**WORK TO DO**
Filter these entries, keeping only lines that hold the word "heart".

═══ RECORDS FOR THE TASK ═══

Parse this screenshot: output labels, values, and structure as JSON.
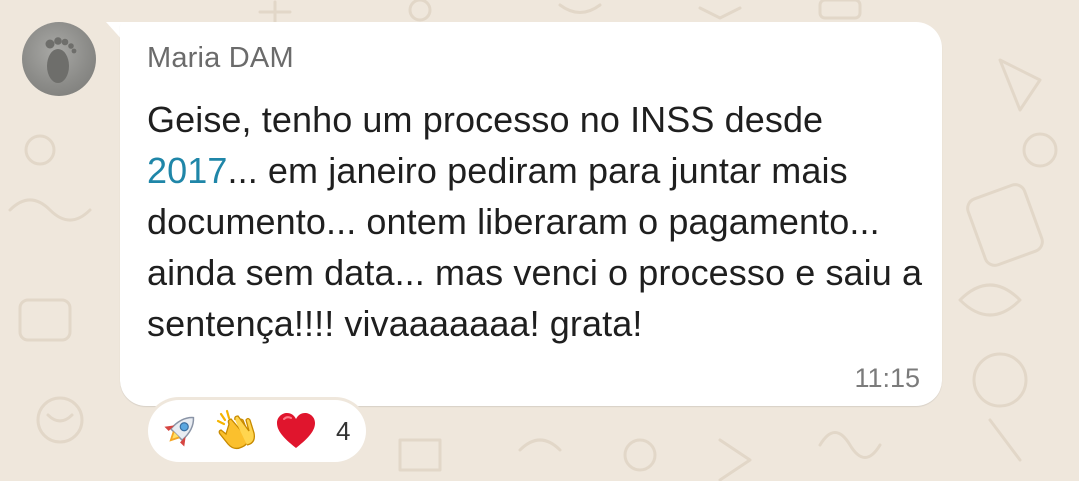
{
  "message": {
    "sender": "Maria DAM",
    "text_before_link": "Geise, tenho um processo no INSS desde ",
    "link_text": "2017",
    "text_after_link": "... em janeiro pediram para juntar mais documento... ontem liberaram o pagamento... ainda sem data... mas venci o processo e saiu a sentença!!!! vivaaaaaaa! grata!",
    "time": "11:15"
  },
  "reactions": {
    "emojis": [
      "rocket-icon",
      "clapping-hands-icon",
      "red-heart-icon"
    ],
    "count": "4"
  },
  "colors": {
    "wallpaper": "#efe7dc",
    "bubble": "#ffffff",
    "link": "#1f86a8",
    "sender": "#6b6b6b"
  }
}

═══
═══ RECORDS FOR THE TASK ═══

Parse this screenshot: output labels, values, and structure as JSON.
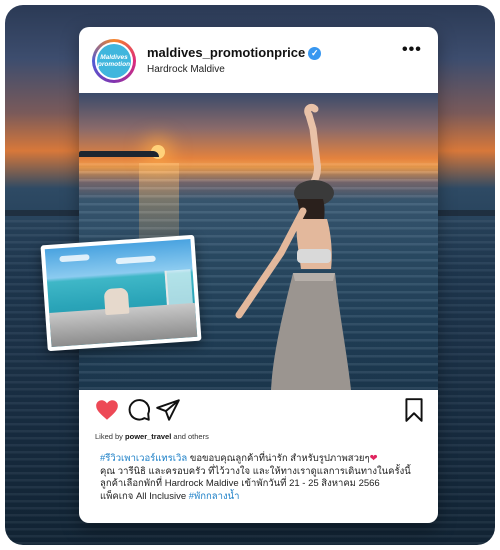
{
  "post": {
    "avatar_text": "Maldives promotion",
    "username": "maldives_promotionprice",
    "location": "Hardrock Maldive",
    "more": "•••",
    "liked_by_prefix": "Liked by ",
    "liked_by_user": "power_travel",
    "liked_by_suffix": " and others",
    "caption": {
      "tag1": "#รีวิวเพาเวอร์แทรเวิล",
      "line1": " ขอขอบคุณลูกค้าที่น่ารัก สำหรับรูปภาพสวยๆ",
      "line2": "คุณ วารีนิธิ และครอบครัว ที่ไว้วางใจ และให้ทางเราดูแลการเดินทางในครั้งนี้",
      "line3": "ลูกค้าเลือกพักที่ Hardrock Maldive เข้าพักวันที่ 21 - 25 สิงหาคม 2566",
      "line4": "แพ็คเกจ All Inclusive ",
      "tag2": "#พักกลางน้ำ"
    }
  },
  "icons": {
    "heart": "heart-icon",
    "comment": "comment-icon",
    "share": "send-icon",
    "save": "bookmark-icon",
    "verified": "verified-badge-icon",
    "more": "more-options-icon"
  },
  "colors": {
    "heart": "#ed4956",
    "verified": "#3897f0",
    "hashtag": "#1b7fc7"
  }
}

═══

**EXPECTED OUTPUT**
      "red-heart-icon"
    "heart": "heart-icon",
    "heart": "#ed4956",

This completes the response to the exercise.